YOUR TASK ->
Turn every line of the data below into a numbered list, skipping blank lines and leaving out the pictures.

--- RECORDED INFORMATION ---

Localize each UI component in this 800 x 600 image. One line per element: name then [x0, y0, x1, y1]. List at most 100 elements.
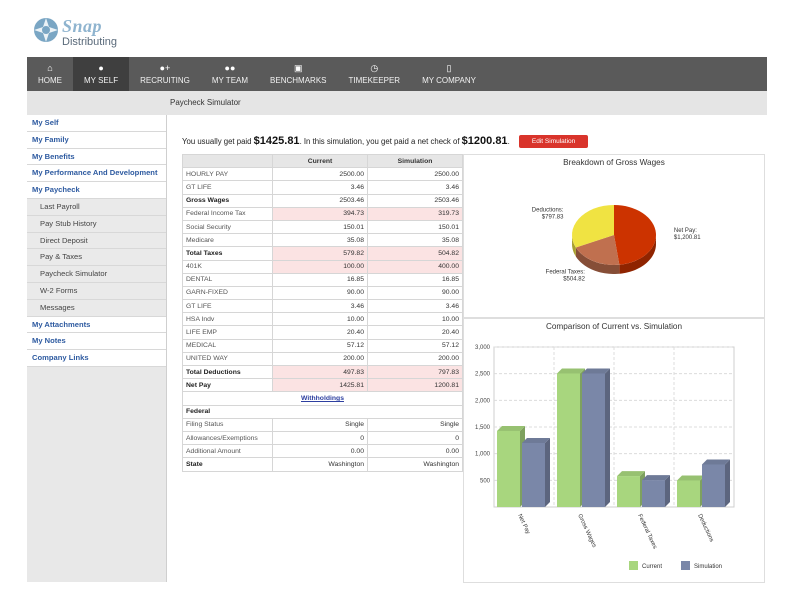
- row-label: MEDICAL: [182, 338, 273, 353]
- edit-simulation-button[interactable]: Edit Simulation: [518, 135, 589, 149]
- row-label: Total Deductions: [182, 364, 273, 380]
- sidebar-item-my-family[interactable]: My Family: [27, 131, 166, 149]
- row-label: Medicare: [182, 233, 273, 248]
- table-row: Additional Amount 0.00 0.00: [182, 444, 463, 459]
- bar-top-current: [497, 425, 525, 431]
- bar-simulation-deductions[interactable]: [702, 464, 725, 507]
- bar-current-net-pay[interactable]: [497, 430, 520, 507]
- simulated-pay-amount: $1200.81: [461, 135, 508, 147]
- table-row: Total Deductions 497.83 797.83: [182, 364, 463, 380]
- pie-label: Federal Taxes:: [546, 269, 586, 275]
- row-label: Filing Status: [182, 417, 273, 432]
- row-label: State: [182, 457, 273, 472]
- bar-current-deductions[interactable]: [677, 480, 700, 507]
- table-row: LIFE EMP 20.40 20.40: [182, 325, 463, 340]
- nav-my-team[interactable]: ●● MY TEAM: [201, 57, 259, 91]
- current-value: 579.82: [272, 246, 368, 261]
- bar-current-gross-wages[interactable]: [557, 373, 580, 507]
- sidebar-item-pay-stub-history[interactable]: Pay Stub History: [27, 215, 166, 233]
- logo-subtitle: Distributing: [62, 36, 118, 48]
- pie-value-label: $1,200.81: [674, 235, 701, 241]
- federal-section-label: Federal: [182, 404, 463, 419]
- table-row: Allowances/Exemptions 0 0: [182, 430, 463, 446]
- nav-label: HOME: [38, 76, 62, 85]
- team-icon: ●●: [224, 63, 236, 73]
- nav-my-company[interactable]: ▯ MY COMPANY: [411, 57, 487, 91]
- company-logo[interactable]: Snap Distributing: [32, 14, 152, 50]
- sidebar-item-my-paycheck[interactable]: My Paycheck: [27, 182, 166, 199]
- simulation-value: Washington: [367, 457, 463, 472]
- sidebar-item-my-notes[interactable]: My Notes: [27, 333, 166, 351]
- bar-simulation-gross-wages[interactable]: [582, 373, 605, 507]
- pie-chart-panel: Breakdown of Gross Wages Net Pay: $1,200.…: [463, 154, 765, 318]
- pie-value-label: $504.82: [563, 276, 585, 282]
- current-value: 394.73: [272, 206, 368, 221]
- nav-recruiting[interactable]: ●+ RECRUITING: [129, 57, 201, 91]
- simulation-value: 0: [367, 430, 463, 446]
- nav-timekeeper[interactable]: ◷ TIMEKEEPER: [337, 57, 411, 91]
- benchmarks-icon: ▣: [294, 63, 303, 73]
- simulation-value: 20.40: [367, 325, 463, 340]
- pie-chart-title: Breakdown of Gross Wages: [563, 158, 665, 167]
- page-title: Paycheck Simulator: [170, 98, 241, 107]
- nav-label: MY SELF: [84, 76, 119, 85]
- table-row: 401K 100.00 400.00: [182, 259, 463, 274]
- legend-swatch-current: [629, 561, 638, 570]
- simulation-value: 200.00: [367, 351, 463, 367]
- nav-my-self[interactable]: ● MY SELF: [73, 57, 130, 91]
- y-tick-label: 500: [480, 478, 491, 484]
- table-row: Filing Status Single Single: [182, 417, 463, 432]
- sidebar-item-direct-deposit[interactable]: Direct Deposit: [27, 232, 166, 250]
- row-label: Net Pay: [182, 378, 273, 393]
- bar-simulation-net-pay[interactable]: [522, 442, 545, 507]
- current-value: 1425.81: [272, 378, 368, 393]
- sidebar-item-pay-taxes[interactable]: Pay & Taxes: [27, 249, 166, 267]
- pie-slice-federal-taxes[interactable]: [575, 235, 620, 265]
- nav-home[interactable]: ⌂ HOME: [27, 57, 73, 91]
- current-value: 0: [272, 430, 368, 446]
- bar-top-simulation: [522, 437, 550, 443]
- simulation-value: 57.12: [367, 338, 463, 353]
- table-row: Total Taxes 579.82 504.82: [182, 246, 463, 261]
- sidebar-item-my-benefits[interactable]: My Benefits: [27, 148, 166, 166]
- y-tick-label: 1,500: [475, 425, 491, 431]
- withholdings-link[interactable]: Withholdings: [301, 394, 344, 402]
- bar-current-federal-taxes[interactable]: [617, 476, 640, 507]
- pie-slice-deductions[interactable]: [572, 205, 614, 248]
- sidebar-item-paycheck-simulator[interactable]: Paycheck Simulator: [27, 266, 166, 283]
- current-value: 20.40: [272, 325, 368, 340]
- current-value: Single: [272, 417, 368, 432]
- sidebar-item-last-payroll[interactable]: Last Payroll: [27, 198, 166, 216]
- current-value: Washington: [272, 457, 368, 472]
- sidebar-item-company-links[interactable]: Company Links: [27, 350, 166, 367]
- row-label: Allowances/Exemptions: [182, 430, 273, 446]
- y-tick-label: 1,000: [475, 452, 491, 458]
- sidebar-item-w-2-forms[interactable]: W-2 Forms: [27, 282, 166, 300]
- pay-message-mid: . In this simulation, you get paid a net…: [299, 137, 462, 146]
- current-value: 497.83: [272, 364, 368, 380]
- x-tick-label: Gross Wages: [576, 513, 597, 548]
- current-value: 2503.46: [272, 193, 368, 208]
- bar-simulation-federal-taxes[interactable]: [642, 480, 665, 507]
- sidebar-item-my-self[interactable]: My Self: [27, 115, 166, 132]
- row-label: 401K: [182, 259, 273, 274]
- bar-top-simulation: [582, 368, 610, 374]
- x-tick-label: Deductions: [696, 513, 714, 543]
- current-value: 35.08: [272, 233, 368, 248]
- main-content: You usually get paid $1425.81. In this s…: [167, 115, 767, 583]
- simulation-value: 16.85: [367, 272, 463, 287]
- x-tick-label: Net Pay: [516, 513, 530, 535]
- nav-benchmarks[interactable]: ▣ BENCHMARKS: [259, 57, 337, 91]
- simulation-value: 0.00: [367, 444, 463, 459]
- table-row: HSA Indv 10.00 10.00: [182, 312, 463, 327]
- sidebar-item-messages[interactable]: Messages: [27, 299, 166, 317]
- simulation-value: 3.46: [367, 299, 463, 314]
- pie-slice-net-pay[interactable]: [614, 205, 656, 265]
- current-value: 200.00: [272, 351, 368, 367]
- row-label: DENTAL: [182, 272, 273, 287]
- simulation-value: 1200.81: [367, 378, 463, 393]
- sidebar-item-my-performance-and-development[interactable]: My Performance And Development: [27, 165, 166, 183]
- sidebar-item-my-attachments[interactable]: My Attachments: [27, 316, 166, 334]
- row-label: Social Security: [182, 219, 273, 235]
- table-row: Gross Wages 2503.46 2503.46: [182, 193, 463, 208]
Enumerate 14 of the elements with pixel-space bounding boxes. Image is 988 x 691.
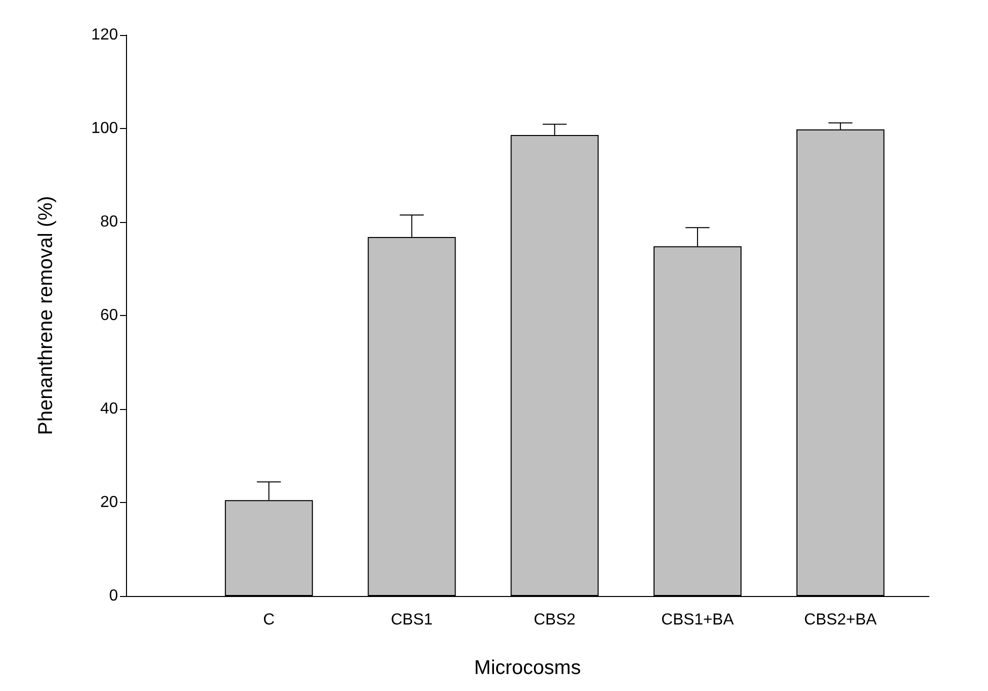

---

WRITTEN REPLY ->
1. Localize each UI component in this 800 x 600 image. One line per element: name then [x0, y0, x1, y1]. List at most 100 elements.
2. - row-label: MEDICAL: [182, 338, 273, 353]
3. - edit-simulation-button[interactable]: Edit Simulation: [518, 135, 589, 149]
4. - row-label: Total Deductions: [182, 364, 273, 380]
5. - sidebar-item-my-family[interactable]: My Family: [27, 131, 166, 149]
6. - row-label: Medicare: [182, 233, 273, 248]
7. - table-row: Additional Amount 0.00 0.00: [182, 444, 463, 459]
8. - bar-top-current: [497, 425, 525, 431]
9. - bar-simulation-deductions[interactable]: [702, 464, 725, 507]
10. - bar-current-net-pay[interactable]: [497, 430, 520, 507]
11. - simulated-pay-amount: $1200.81: [461, 135, 508, 147]
12. - table-row: Total Deductions 497.83 797.83: [182, 364, 463, 380]
13. - pie-label: Federal Taxes:: [546, 269, 586, 275]
14. - row-label: Filing Status: [182, 417, 273, 432]
15. - row-label: State: [182, 457, 273, 472]
16. - bar-current-deductions[interactable]: [677, 480, 700, 507]
17. - table-row: LIFE EMP 20.40 20.40: [182, 325, 463, 340]
18. - nav-my-team[interactable]: ●● MY TEAM: [201, 57, 259, 91]
19. - current-value: 579.82: [272, 246, 368, 261]
20. - bar-current-gross-wages[interactable]: [557, 373, 580, 507]
21. - sidebar-item-pay-stub-history[interactable]: Pay Stub History: [27, 215, 166, 233]
22. - logo-subtitle: Distributing: [62, 36, 118, 48]
23. - pie-value-label: $1,200.81: [674, 235, 701, 241]
24. - federal-section-label: Federal: [182, 404, 463, 419]
25. - table-row: Allowances/Exemptions 0 0: [182, 430, 463, 446]
26. - nav-label: HOME: [38, 76, 62, 85]
27. - team-icon: ●●: [224, 63, 236, 73]
28. - nav-my-company[interactable]: ▯ MY COMPANY: [411, 57, 487, 91]
29. - company-logo[interactable]: Snap Distributing: [32, 14, 152, 50]
30. - sidebar-item-my-paycheck[interactable]: My Paycheck: [27, 182, 166, 199]
31. - simulation-value: Washington: [367, 457, 463, 472]
32. - sidebar-item-my-notes[interactable]: My Notes: [27, 333, 166, 351]
33. - bar-simulation-gross-wages[interactable]: [582, 373, 605, 507]
34. - pie-chart-panel: Breakdown of Gross Wages Net Pay: $1,200.…: [463, 154, 765, 318]
35. - pie-value-label: $504.82: [563, 276, 585, 282]
36. - current-value: 394.73: [272, 206, 368, 221]
37. - nav-recruiting[interactable]: ●+ RECRUITING: [129, 57, 201, 91]
38. - simulation-value: 0: [367, 430, 463, 446]
39. - nav-timekeeper[interactable]: ◷ TIMEKEEPER: [337, 57, 411, 91]
40. - benchmarks-icon: ▣: [294, 63, 303, 73]
41. - simulation-value: 20.40: [367, 325, 463, 340]
42. - pie-chart-title: Breakdown of Gross Wages: [563, 158, 665, 167]
43. - page-title: Paycheck Simulator: [170, 98, 241, 107]
44. - nav-label: MY SELF: [84, 76, 119, 85]
45. - table-row: 401K 100.00 400.00: [182, 259, 463, 274]
46. - legend-swatch-current: [629, 561, 638, 570]
47. - simulation-value: 200.00: [367, 351, 463, 367]
48. - nav-my-self[interactable]: ● MY SELF: [73, 57, 130, 91]
49. - y-tick-label: 500: [480, 478, 491, 484]
50. - table-row: Filing Status Single Single: [182, 417, 463, 432]
51. - sidebar-item-direct-deposit[interactable]: Direct Deposit: [27, 232, 166, 250]
52. - row-label: Net Pay: [182, 378, 273, 393]
53. - bar-simulation-net-pay[interactable]: [522, 442, 545, 507]
54. - current-value: 1425.81: [272, 378, 368, 393]
55. - sidebar-item-pay-taxes[interactable]: Pay & Taxes: [27, 249, 166, 267]
56. - pie-slice-federal-taxes[interactable]: [575, 235, 620, 265]
57. - nav-home[interactable]: ⌂ HOME: [27, 57, 73, 91]
58. - current-value: 0: [272, 430, 368, 446]
59. - bar-top-simulation: [522, 437, 550, 443]
60. - simulation-value: 57.12: [367, 338, 463, 353]
61. - table-row: Total Taxes 579.82 504.82: [182, 246, 463, 261]
62. - sidebar-item-my-benefits[interactable]: My Benefits: [27, 148, 166, 166]
63. - y-tick-label: 1,500: [475, 425, 491, 431]
64. - withholdings-link[interactable]: Withholdings: [301, 394, 344, 402]
65. - bar-current-federal-taxes[interactable]: [617, 476, 640, 507]
66. - pie-slice-deductions[interactable]: [572, 205, 614, 248]
67. - sidebar-item-paycheck-simulator[interactable]: Paycheck Simulator: [27, 266, 166, 283]
68. - current-value: 20.40: [272, 325, 368, 340]
69. - current-value: Single: [272, 417, 368, 432]
70. - sidebar-item-last-payroll[interactable]: Last Payroll: [27, 198, 166, 216]
71. - current-value: Washington: [272, 457, 368, 472]
72. - sidebar-item-company-links[interactable]: Company Links: [27, 350, 166, 367]
73. - row-label: Allowances/Exemptions: [182, 430, 273, 446]
74. - y-tick-label: 1,000: [475, 452, 491, 458]
75. - sidebar-item-w-2-forms[interactable]: W-2 Forms: [27, 282, 166, 300]
76. - pay-message-mid: . In this simulation, you get paid a net…: [299, 137, 462, 146]
77. - current-value: 497.83: [272, 364, 368, 380]
78. - x-tick-label: Gross Wages: [576, 513, 597, 548]
79. - current-value: 2503.46: [272, 193, 368, 208]
80. - bar-simulation-federal-taxes[interactable]: [642, 480, 665, 507]
81. - sidebar-item-my-self[interactable]: My Self: [27, 115, 166, 132]
82. - row-label: 401K: [182, 259, 273, 274]
83. - bar-top-simulation: [582, 368, 610, 374]
84. - x-tick-label: Deductions: [696, 513, 714, 543]
85. - current-value: 35.08: [272, 233, 368, 248]
86. - main-content: You usually get paid $1425.81. In this s…: [167, 115, 767, 583]
87. - simulation-value: 16.85: [367, 272, 463, 287]
88. - x-tick-label: Net Pay: [516, 513, 530, 535]
89. - nav-benchmarks[interactable]: ▣ BENCHMARKS: [259, 57, 337, 91]
90. - simulation-value: 0.00: [367, 444, 463, 459]
91. - table-row: HSA Indv 10.00 10.00: [182, 312, 463, 327]
92. - sidebar-item-messages[interactable]: Messages: [27, 299, 166, 317]
93. - simulation-value: 3.46: [367, 299, 463, 314]
94. - pie-slice-net-pay[interactable]: [614, 205, 656, 265]
95. - current-value: 200.00: [272, 351, 368, 367]
96. - row-label: DENTAL: [182, 272, 273, 287]
97. - simulation-value: 1200.81: [367, 378, 463, 393]
98. - sidebar-item-my-performance-and-development[interactable]: My Performance And Development: [27, 165, 166, 183]
99. - sidebar-item-my-attachments[interactable]: My Attachments: [27, 316, 166, 334]
100. - row-label: Social Security: [182, 219, 273, 235]
101. - table-row: Gross Wages 2503.46 2503.46: [182, 193, 463, 208]
102. Enumerate 14 of the elements with pixel-space bounding boxes. Image is 988 x 691.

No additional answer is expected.